>> Start
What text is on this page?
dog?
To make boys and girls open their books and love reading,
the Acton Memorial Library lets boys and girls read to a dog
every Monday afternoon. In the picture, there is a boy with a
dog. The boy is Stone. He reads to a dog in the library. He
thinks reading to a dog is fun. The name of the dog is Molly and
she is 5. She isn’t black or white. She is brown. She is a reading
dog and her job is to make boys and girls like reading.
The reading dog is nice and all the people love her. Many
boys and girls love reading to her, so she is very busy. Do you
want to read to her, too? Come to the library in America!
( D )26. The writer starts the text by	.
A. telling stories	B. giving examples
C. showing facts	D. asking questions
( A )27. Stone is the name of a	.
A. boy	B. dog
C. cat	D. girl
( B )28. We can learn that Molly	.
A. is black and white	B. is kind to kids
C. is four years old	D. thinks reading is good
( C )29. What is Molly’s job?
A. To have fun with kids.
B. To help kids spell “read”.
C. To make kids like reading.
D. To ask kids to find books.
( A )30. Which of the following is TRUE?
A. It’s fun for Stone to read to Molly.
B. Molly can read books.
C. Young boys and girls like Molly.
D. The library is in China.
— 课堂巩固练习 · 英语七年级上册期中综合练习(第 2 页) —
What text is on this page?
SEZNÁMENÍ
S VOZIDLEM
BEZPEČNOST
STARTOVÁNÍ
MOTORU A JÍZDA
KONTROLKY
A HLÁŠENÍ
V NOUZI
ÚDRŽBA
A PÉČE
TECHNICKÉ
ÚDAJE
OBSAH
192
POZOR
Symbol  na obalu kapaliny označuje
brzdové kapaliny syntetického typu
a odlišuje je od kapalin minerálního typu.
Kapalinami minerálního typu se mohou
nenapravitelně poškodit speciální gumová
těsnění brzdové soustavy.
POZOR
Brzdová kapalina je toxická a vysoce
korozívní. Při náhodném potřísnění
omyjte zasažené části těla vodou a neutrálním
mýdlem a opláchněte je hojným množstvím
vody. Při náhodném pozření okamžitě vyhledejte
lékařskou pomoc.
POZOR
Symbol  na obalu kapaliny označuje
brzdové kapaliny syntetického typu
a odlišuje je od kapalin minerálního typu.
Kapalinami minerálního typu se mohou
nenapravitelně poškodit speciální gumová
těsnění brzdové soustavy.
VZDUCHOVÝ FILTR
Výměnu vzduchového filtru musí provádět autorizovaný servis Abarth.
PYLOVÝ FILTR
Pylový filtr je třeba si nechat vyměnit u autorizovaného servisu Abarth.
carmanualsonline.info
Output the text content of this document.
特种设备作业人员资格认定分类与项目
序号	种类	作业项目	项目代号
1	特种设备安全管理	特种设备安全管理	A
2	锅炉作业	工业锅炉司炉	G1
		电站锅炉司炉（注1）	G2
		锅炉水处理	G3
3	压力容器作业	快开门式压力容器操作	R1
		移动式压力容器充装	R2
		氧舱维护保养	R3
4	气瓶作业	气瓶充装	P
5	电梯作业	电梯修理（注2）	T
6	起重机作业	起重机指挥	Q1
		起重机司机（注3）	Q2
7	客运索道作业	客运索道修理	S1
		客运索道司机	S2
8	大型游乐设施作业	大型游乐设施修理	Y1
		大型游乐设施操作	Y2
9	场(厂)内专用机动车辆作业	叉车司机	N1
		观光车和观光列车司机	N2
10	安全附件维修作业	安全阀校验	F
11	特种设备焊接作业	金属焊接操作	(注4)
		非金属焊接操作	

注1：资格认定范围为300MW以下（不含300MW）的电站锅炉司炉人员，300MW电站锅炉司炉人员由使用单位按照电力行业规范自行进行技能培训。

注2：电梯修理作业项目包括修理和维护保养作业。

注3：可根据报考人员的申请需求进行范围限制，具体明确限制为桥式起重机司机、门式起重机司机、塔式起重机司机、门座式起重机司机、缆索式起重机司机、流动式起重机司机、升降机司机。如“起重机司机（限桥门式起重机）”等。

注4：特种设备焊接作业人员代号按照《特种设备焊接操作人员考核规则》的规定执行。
>> End
**REQUIRED TASK**
Every record above should be copied exactly.

**ANSWER TO THIS PROBLEM**
What text is on this page?
dog?
To make boys and girls open their books and love reading,
the Acton Memorial Library lets boys and girls read to a dog
every Monday afternoon. In the picture, there is a boy with a
dog. The boy is Stone. He reads to a dog in the library. He
thinks reading to a dog is fun. The name of the dog is Molly and
she is 5. She isn’t black or white. She is brown. She is a reading
dog and her job is to make boys and girls like reading.
The reading dog is nice and all the people love her. Many
boys and girls love reading to her, so she is very busy. Do you
want to read to her, too? Come to the library in America!
( D )26. The writer starts the text by	.
A. telling stories	B. giving examples
C. showing facts	D. asking questions
( A )27. Stone is the name of a	.
A. boy	B. dog
C. cat	D. girl
( B )28. We can learn that Molly	.
A. is black and white	B. is kind to kids
C. is four years old	D. thinks reading is good
( C )29. What is Molly’s job?
A. To have fun with kids.
B. To help kids spell “read”.
C. To make kids like reading.
D. To ask kids to find books.
( A )30. Which of the following is TRUE?
A. It’s fun for Stone to read to Molly.
B. Molly can read books.
C. Young boys and girls like Molly.
D. The library is in China.
— 课堂巩固练习 · 英语七年级上册期中综合练习(第 2 页) —
What text is on this page?
SEZNÁMENÍ
S VOZIDLEM
BEZPEČNOST
STARTOVÁNÍ
MOTORU A JÍZDA
KONTROLKY
A HLÁŠENÍ
V NOUZI
ÚDRŽBA
A PÉČE
TECHNICKÉ
ÚDAJE
OBSAH
192
POZOR
Symbol  na obalu kapaliny označuje
brzdové kapaliny syntetického typu
a odlišuje je od kapalin minerálního typu.
Kapalinami minerálního typu se mohou
nenapravitelně poškodit speciální gumová
těsnění brzdové soustavy.
POZOR
Brzdová kapalina je toxická a vysoce
korozívní. Při náhodném potřísnění
omyjte zasažené části těla vodou a neutrálním
mýdlem a opláchněte je hojným množstvím
vody. Při náhodném pozření okamžitě vyhledejte
lékařskou pomoc.
POZOR
Symbol  na obalu kapaliny označuje
brzdové kapaliny syntetického typu
a odlišuje je od kapalin minerálního typu.
Kapalinami minerálního typu se mohou
nenapravitelně poškodit speciální gumová
těsnění brzdové soustavy.
VZDUCHOVÝ FILTR
Výměnu vzduchového filtru musí provádět autorizovaný servis Abarth.
PYLOVÝ FILTR
Pylový filtr je třeba si nechat vyměnit u autorizovaného servisu Abarth.
carmanualsonline.info
Output the text content of this document.
特种设备作业人员资格认定分类与项目
序号	种类	作业项目	项目代号
1	特种设备安全管理	特种设备安全管理	A
2	锅炉作业	工业锅炉司炉	G1
		电站锅炉司炉（注1）	G2
		锅炉水处理	G3
3	压力容器作业	快开门式压力容器操作	R1
		移动式压力容器充装	R2
		氧舱维护保养	R3
4	气瓶作业	气瓶充装	P
5	电梯作业	电梯修理（注2）	T
6	起重机作业	起重机指挥	Q1
		起重机司机（注3）	Q2
7	客运索道作业	客运索道修理	S1
		客运索道司机	S2
8	大型游乐设施作业	大型游乐设施修理	Y1
		大型游乐设施操作	Y2
9	场(厂)内专用机动车辆作业	叉车司机	N1
		观光车和观光列车司机	N2
10	安全附件维修作业	安全阀校验	F
11	特种设备焊接作业	金属焊接操作	(注4)
		非金属焊接操作	

注1：资格认定范围为300MW以下（不含300MW）的电站锅炉司炉人员，300MW电站锅炉司炉人员由使用单位按照电力行业规范自行进行技能培训。

注2：电梯修理作业项目包括修理和维护保养作业。

注3：可根据报考人员的申请需求进行范围限制，具体明确限制为桥式起重机司机、门式起重机司机、塔式起重机司机、门座式起重机司机、缆索式起重机司机、流动式起重机司机、升降机司机。如“起重机司机（限桥门式起重机）”等。

注4：特种设备焊接作业人员代号按照《特种设备焊接操作人员考核规则》的规定执行。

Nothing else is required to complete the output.